## [Brief]
Filter the records below and copy every line containing the word "Management".

## [Stored data]

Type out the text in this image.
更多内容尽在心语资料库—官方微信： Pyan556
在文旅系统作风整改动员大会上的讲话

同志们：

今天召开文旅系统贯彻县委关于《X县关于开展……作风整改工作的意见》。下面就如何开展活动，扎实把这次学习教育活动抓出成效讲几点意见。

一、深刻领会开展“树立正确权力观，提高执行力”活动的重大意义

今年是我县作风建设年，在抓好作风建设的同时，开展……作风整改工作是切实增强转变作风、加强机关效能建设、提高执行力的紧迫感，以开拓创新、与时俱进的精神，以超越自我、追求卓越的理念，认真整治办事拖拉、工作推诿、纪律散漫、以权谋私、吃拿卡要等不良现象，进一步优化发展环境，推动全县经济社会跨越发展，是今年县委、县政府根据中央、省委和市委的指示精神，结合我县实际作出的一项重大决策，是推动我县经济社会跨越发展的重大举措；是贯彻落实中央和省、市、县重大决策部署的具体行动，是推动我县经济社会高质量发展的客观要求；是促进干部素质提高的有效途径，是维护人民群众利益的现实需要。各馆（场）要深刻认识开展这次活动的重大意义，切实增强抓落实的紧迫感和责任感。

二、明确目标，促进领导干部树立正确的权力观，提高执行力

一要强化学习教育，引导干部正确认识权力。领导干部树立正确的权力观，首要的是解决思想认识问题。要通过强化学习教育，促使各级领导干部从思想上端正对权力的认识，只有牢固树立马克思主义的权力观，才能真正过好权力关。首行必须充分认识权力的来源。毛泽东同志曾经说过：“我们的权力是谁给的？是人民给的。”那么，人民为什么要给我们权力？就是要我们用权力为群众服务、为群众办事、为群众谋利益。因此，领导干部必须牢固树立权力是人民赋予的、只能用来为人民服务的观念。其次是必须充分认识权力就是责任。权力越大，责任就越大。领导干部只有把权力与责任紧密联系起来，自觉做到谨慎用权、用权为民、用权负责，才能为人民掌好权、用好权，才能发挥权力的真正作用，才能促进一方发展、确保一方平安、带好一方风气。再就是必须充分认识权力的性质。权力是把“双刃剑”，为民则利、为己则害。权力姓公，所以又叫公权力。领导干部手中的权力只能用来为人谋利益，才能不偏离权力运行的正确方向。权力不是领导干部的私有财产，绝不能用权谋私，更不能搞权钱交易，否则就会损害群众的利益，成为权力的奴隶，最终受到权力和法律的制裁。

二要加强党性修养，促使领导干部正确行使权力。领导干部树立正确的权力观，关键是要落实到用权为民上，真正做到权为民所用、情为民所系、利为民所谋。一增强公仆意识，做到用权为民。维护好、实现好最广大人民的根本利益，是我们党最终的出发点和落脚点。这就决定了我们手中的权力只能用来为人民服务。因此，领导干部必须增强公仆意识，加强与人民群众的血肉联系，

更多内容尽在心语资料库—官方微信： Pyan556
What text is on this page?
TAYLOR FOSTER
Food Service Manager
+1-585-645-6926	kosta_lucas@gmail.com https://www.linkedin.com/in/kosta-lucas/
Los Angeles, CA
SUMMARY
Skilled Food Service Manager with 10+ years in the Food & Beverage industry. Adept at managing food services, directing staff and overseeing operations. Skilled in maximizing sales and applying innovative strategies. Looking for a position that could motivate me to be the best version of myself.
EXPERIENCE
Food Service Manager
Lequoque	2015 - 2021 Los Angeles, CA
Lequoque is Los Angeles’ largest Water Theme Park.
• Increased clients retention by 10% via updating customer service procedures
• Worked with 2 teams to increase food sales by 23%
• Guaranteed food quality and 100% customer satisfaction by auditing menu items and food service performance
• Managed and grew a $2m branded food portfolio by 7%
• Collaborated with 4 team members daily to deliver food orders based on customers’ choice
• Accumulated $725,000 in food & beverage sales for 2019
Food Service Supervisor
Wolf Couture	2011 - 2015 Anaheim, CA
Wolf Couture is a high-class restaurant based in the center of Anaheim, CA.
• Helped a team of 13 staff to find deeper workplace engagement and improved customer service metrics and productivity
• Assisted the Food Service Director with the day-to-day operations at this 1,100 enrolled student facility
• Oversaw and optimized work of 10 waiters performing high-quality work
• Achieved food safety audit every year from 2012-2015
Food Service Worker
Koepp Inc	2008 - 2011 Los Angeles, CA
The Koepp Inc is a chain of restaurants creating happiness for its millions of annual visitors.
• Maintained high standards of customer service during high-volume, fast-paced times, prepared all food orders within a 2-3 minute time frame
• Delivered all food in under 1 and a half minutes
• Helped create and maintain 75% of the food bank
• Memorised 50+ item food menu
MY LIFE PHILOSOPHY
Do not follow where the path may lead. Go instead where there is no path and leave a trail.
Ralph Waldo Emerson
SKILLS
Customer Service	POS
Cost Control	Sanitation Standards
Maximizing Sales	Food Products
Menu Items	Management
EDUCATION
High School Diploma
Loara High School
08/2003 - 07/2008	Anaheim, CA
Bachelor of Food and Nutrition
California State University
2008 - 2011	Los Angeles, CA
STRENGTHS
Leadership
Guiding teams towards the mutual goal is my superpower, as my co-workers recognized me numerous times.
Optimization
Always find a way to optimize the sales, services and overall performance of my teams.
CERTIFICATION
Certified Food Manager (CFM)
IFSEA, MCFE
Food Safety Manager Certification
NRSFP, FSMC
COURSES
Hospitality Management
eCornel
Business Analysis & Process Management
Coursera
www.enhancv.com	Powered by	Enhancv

## [Task solution]
Menu Items	Management
Hospitality Management
Business Analysis & Process Management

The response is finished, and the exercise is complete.